**Written problem**: Copy each line of the entries that contains the word "residui".

Extracted records:
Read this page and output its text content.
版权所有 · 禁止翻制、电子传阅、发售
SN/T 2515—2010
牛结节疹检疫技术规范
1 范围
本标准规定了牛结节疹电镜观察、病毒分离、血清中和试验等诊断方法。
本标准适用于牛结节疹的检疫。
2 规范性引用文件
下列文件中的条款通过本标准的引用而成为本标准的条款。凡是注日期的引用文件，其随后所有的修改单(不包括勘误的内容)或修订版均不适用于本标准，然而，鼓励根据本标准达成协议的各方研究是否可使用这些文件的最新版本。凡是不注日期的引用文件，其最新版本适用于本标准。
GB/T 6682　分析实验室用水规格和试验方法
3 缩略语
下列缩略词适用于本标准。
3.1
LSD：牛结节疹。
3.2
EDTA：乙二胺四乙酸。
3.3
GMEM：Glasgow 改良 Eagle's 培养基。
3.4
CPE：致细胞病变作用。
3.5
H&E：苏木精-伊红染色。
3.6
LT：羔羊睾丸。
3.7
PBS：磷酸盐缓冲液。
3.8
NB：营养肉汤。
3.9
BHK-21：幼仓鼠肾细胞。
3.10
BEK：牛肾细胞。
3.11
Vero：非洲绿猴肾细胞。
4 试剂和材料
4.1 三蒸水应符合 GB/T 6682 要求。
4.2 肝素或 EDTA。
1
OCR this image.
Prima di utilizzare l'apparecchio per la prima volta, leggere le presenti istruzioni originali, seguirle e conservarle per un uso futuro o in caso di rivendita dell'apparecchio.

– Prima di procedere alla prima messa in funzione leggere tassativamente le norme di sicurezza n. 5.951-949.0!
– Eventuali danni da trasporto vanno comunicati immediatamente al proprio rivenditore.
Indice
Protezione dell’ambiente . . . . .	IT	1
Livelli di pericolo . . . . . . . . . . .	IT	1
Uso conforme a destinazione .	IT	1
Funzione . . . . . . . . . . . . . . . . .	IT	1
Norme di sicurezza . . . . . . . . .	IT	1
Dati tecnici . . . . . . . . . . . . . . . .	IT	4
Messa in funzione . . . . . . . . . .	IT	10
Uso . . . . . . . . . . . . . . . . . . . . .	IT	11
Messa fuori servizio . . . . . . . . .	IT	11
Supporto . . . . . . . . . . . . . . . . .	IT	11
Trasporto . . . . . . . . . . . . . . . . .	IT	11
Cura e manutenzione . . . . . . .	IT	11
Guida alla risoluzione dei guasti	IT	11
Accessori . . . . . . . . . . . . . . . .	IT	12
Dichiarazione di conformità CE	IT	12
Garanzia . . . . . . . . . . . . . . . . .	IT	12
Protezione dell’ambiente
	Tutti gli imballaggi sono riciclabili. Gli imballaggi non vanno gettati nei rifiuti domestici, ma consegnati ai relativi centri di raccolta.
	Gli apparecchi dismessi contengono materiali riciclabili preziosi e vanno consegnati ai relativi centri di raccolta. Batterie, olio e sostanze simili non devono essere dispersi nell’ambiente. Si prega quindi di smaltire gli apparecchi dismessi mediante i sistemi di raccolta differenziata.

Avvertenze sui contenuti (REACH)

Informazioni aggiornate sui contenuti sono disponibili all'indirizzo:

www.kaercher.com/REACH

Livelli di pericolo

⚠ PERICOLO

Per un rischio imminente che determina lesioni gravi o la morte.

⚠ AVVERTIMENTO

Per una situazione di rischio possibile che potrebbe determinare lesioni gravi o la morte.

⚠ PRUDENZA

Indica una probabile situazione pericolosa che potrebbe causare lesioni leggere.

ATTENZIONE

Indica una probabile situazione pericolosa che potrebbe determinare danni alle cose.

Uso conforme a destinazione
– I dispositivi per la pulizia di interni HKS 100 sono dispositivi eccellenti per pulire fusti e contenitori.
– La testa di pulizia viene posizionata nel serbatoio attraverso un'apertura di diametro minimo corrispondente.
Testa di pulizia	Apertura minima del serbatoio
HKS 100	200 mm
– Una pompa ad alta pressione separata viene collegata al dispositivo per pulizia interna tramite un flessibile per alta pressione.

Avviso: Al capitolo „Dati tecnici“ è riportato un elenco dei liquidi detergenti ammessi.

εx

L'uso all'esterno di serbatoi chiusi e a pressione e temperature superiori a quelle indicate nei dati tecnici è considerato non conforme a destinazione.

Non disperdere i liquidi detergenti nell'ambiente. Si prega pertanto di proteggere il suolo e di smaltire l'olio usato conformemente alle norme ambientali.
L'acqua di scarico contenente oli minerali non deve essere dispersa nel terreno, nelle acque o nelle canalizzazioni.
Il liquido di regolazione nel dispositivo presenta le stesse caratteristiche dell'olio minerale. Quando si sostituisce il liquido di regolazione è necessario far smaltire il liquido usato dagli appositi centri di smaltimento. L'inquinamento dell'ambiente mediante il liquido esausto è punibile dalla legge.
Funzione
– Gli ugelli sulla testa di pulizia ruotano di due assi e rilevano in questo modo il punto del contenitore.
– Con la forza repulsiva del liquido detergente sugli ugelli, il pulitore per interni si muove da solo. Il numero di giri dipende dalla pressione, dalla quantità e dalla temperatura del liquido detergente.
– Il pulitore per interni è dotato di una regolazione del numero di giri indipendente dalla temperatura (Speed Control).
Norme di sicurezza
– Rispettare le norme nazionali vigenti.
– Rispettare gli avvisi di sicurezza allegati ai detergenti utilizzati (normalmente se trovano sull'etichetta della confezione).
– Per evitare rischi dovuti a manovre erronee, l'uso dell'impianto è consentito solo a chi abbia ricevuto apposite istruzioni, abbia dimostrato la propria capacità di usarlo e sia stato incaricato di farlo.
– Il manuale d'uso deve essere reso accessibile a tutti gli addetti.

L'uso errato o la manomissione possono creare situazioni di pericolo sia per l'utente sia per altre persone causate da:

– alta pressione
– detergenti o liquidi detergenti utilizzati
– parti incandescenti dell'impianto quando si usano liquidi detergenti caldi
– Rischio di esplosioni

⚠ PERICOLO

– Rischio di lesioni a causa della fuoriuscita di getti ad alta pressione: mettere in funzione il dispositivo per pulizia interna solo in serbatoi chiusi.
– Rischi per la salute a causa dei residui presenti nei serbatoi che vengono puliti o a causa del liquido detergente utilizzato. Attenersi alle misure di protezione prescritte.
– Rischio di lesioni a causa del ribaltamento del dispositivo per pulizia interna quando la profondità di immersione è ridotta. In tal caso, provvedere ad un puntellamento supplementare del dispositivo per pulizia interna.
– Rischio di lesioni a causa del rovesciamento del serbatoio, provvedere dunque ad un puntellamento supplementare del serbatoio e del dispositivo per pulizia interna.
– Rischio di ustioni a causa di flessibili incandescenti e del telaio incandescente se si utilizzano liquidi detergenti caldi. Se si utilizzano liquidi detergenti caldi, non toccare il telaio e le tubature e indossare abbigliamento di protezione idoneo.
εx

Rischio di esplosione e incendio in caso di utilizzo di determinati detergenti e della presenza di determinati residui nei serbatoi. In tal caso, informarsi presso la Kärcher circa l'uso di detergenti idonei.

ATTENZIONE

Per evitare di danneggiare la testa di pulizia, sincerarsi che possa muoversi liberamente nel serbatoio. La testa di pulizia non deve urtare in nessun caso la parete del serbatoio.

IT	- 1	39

**Full solution**:
– Rischi per la salute a causa dei residui presenti nei serbatoi che vengono puliti o a causa del liquido detergente utilizzato. Attenersi alle misure di protezione prescritte.
Rischio di esplosione e incendio in caso di utilizzo di determinati detergenti e della presenza di determinati residui nei serbatoi. In tal caso, informarsi presso la Kärcher circa l'uso di detergenti idonei.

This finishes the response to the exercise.